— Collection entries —

___

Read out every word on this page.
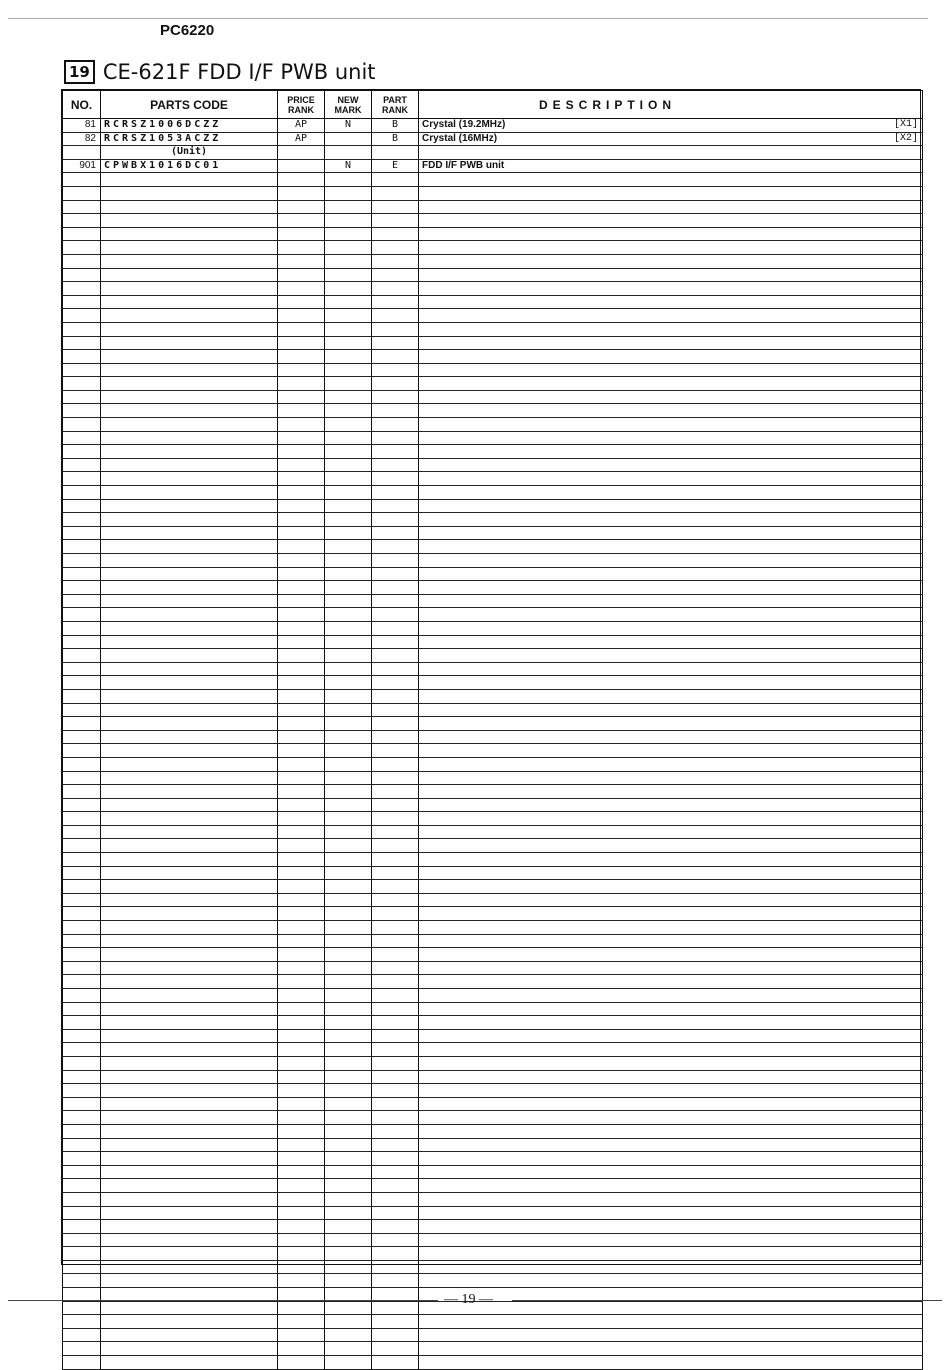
PC6220
19 CE-621F FDD I/F PWB unit
NO.	PARTS CODE	PRICE RANK	NEW MARK	PART RANK	DESCRIPTION
81	RCRSZ1006DCZZ	AP	N	B	Crystal (19.2MHz) [X1]

82	RCRSZ1053ACZZ	AP		B	Crystal (16MHz) [X2]

	(Unit)				

901	CPWBX1016DC01		N	E	FDD I/F PWB unit

— 19 —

___

— What you should do —
Make an exact copy of all the material, but keep the pictures out of it.

— Task output —
Read out every word on this page.
PC6220
19 CE-621F FDD I/F PWB unit
NO.	PARTS CODE	PRICE RANK	NEW MARK	PART RANK	DESCRIPTION
81	RCRSZ1006DCZZ	AP	N	B	Crystal (19.2MHz) [X1]

82	RCRSZ1053ACZZ	AP		B	Crystal (16MHz) [X2]

	(Unit)				

901	CPWBX1016DC01		N	E	FDD I/F PWB unit

— 19 —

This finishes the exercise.